— start of ENTRIES SUPPLIED —
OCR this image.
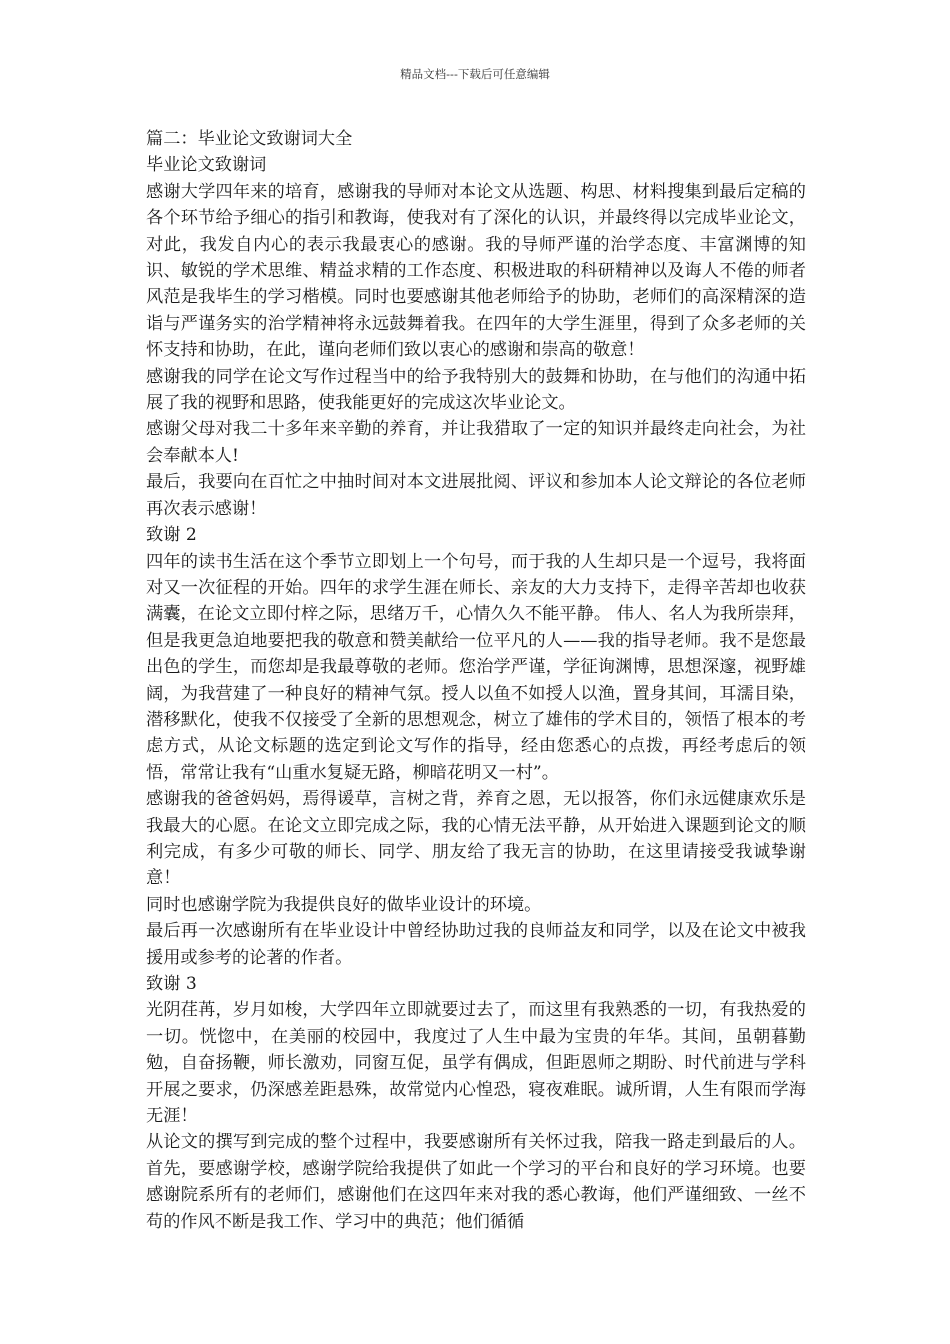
精品文档---下载后可任意编辑

篇二：毕业论文致谢词大全

毕业论文致谢词

感谢大学四年来的培育，感谢我的导师对本论文从选题、构思、材料搜集到最后定稿的各个环节给予细心的指引和教诲，使我对有了深化的认识，并最终得以完成毕业论文，对此，我发自内心的表示我最衷心的感谢。我的导师严谨的治学态度、丰富渊博的知识、敏锐的学术思维、精益求精的工作态度、积极进取的科研精神以及诲人不倦的师者风范是我毕生的学习楷模。同时也要感谢其他老师给予的协助，老师们的高深精深的造诣与严谨务实的治学精神将永远鼓舞着我。在四年的大学生涯里，得到了众多老师的关怀支持和协助，在此，谨向老师们致以衷心的感谢和崇高的敬意！

感谢我的同学在论文写作过程当中的给予我特别大的鼓舞和协助，在与他们的沟通中拓展了我的视野和思路，使我能更好的完成这次毕业论文。

感谢父母对我二十多年来辛勤的养育，并让我猎取了一定的知识并最终走向社会，为社会奉献本人!

最后，我要向在百忙之中抽时间对本文进展批阅、评议和参加本人论文辩论的各位老师再次表示感谢！

致谢 2

四年的读书生活在这个季节立即划上一个句号，而于我的人生却只是一个逗号，我将面对又一次征程的开始。四年的求学生涯在师长、亲友的大力支持下，走得辛苦却也收获满囊，在论文立即付梓之际，思绪万千，心情久久不能平静。 伟人、名人为我所崇拜，但是我更急迫地要把我的敬意和赞美献给一位平凡的人——我的指导老师。我不是您最出色的学生，而您却是我最尊敬的老师。您治学严谨，学征询渊博，思想深邃，视野雄阔，为我营建了一种良好的精神气氛。授人以鱼不如授人以渔，置身其间，耳濡目染，潜移默化，使我不仅接受了全新的思想观念，树立了雄伟的学术目的，领悟了根本的考虑方式，从论文标题的选定到论文写作的指导，经由您悉心的点拨，再经考虑后的领悟，常常让我有“山重水复疑无路，柳暗花明又一村”。

感谢我的爸爸妈妈，焉得谖草，言树之背，养育之恩，无以报答，你们永远健康欢乐是我最大的心愿。在论文立即完成之际，我的心情无法平静，从开始进入课题到论文的顺利完成，有多少可敬的师长、同学、朋友给了我无言的协助，在这里请接受我诚挚谢意！

同时也感谢学院为我提供良好的做毕业设计的环境。

最后再一次感谢所有在毕业设计中曾经协助过我的良师益友和同学，以及在论文中被我援用或参考的论著的作者。

致谢 3

光阴荏苒，岁月如梭，大学四年立即就要过去了，而这里有我熟悉的一切，有我热爱的一切。恍惚中，在美丽的校园中，我度过了人生中最为宝贵的年华。其间，虽朝暮勤勉，自奋扬鞭，师长激劝，同窗互促，虽学有偶成，但距恩师之期盼、时代前进与学科开展之要求，仍深感差距悬殊，故常觉内心惶恐，寝夜难眠。诚所谓，人生有限而学海无涯！

从论文的撰写到完成的整个过程中，我要感谢所有关怀过我，陪我一路走到最后的人。 首先，要感谢学校，感谢学院给我提供了如此一个学习的平台和良好的学习环境。也要感谢院系所有的老师们，感谢他们在这四年来对我的悉心教诲，他们严谨细致、一丝不苟的作风不断是我工作、学习中的典范；他们循循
— end of ENTRIES SUPPLIED —
WRITTEN EXERCISE: In the copy, include no pictures; restate the listing above exactly.

RESPONSE TO THE EXERCISE:
OCR this image.
精品文档---下载后可任意编辑

篇二：毕业论文致谢词大全

毕业论文致谢词

感谢大学四年来的培育，感谢我的导师对本论文从选题、构思、材料搜集到最后定稿的各个环节给予细心的指引和教诲，使我对有了深化的认识，并最终得以完成毕业论文，对此，我发自内心的表示我最衷心的感谢。我的导师严谨的治学态度、丰富渊博的知识、敏锐的学术思维、精益求精的工作态度、积极进取的科研精神以及诲人不倦的师者风范是我毕生的学习楷模。同时也要感谢其他老师给予的协助，老师们的高深精深的造诣与严谨务实的治学精神将永远鼓舞着我。在四年的大学生涯里，得到了众多老师的关怀支持和协助，在此，谨向老师们致以衷心的感谢和崇高的敬意！

感谢我的同学在论文写作过程当中的给予我特别大的鼓舞和协助，在与他们的沟通中拓展了我的视野和思路，使我能更好的完成这次毕业论文。

感谢父母对我二十多年来辛勤的养育，并让我猎取了一定的知识并最终走向社会，为社会奉献本人!

最后，我要向在百忙之中抽时间对本文进展批阅、评议和参加本人论文辩论的各位老师再次表示感谢！

致谢 2

四年的读书生活在这个季节立即划上一个句号，而于我的人生却只是一个逗号，我将面对又一次征程的开始。四年的求学生涯在师长、亲友的大力支持下，走得辛苦却也收获满囊，在论文立即付梓之际，思绪万千，心情久久不能平静。 伟人、名人为我所崇拜，但是我更急迫地要把我的敬意和赞美献给一位平凡的人——我的指导老师。我不是您最出色的学生，而您却是我最尊敬的老师。您治学严谨，学征询渊博，思想深邃，视野雄阔，为我营建了一种良好的精神气氛。授人以鱼不如授人以渔，置身其间，耳濡目染，潜移默化，使我不仅接受了全新的思想观念，树立了雄伟的学术目的，领悟了根本的考虑方式，从论文标题的选定到论文写作的指导，经由您悉心的点拨，再经考虑后的领悟，常常让我有“山重水复疑无路，柳暗花明又一村”。

感谢我的爸爸妈妈，焉得谖草，言树之背，养育之恩，无以报答，你们永远健康欢乐是我最大的心愿。在论文立即完成之际，我的心情无法平静，从开始进入课题到论文的顺利完成，有多少可敬的师长、同学、朋友给了我无言的协助，在这里请接受我诚挚谢意！

同时也感谢学院为我提供良好的做毕业设计的环境。

最后再一次感谢所有在毕业设计中曾经协助过我的良师益友和同学，以及在论文中被我援用或参考的论著的作者。

致谢 3

光阴荏苒，岁月如梭，大学四年立即就要过去了，而这里有我熟悉的一切，有我热爱的一切。恍惚中，在美丽的校园中，我度过了人生中最为宝贵的年华。其间，虽朝暮勤勉，自奋扬鞭，师长激劝，同窗互促，虽学有偶成，但距恩师之期盼、时代前进与学科开展之要求，仍深感差距悬殊，故常觉内心惶恐，寝夜难眠。诚所谓，人生有限而学海无涯！

从论文的撰写到完成的整个过程中，我要感谢所有关怀过我，陪我一路走到最后的人。 首先，要感谢学校，感谢学院给我提供了如此一个学习的平台和良好的学习环境。也要感谢院系所有的老师们，感谢他们在这四年来对我的悉心教诲，他们严谨细致、一丝不苟的作风不断是我工作、学习中的典范；他们循循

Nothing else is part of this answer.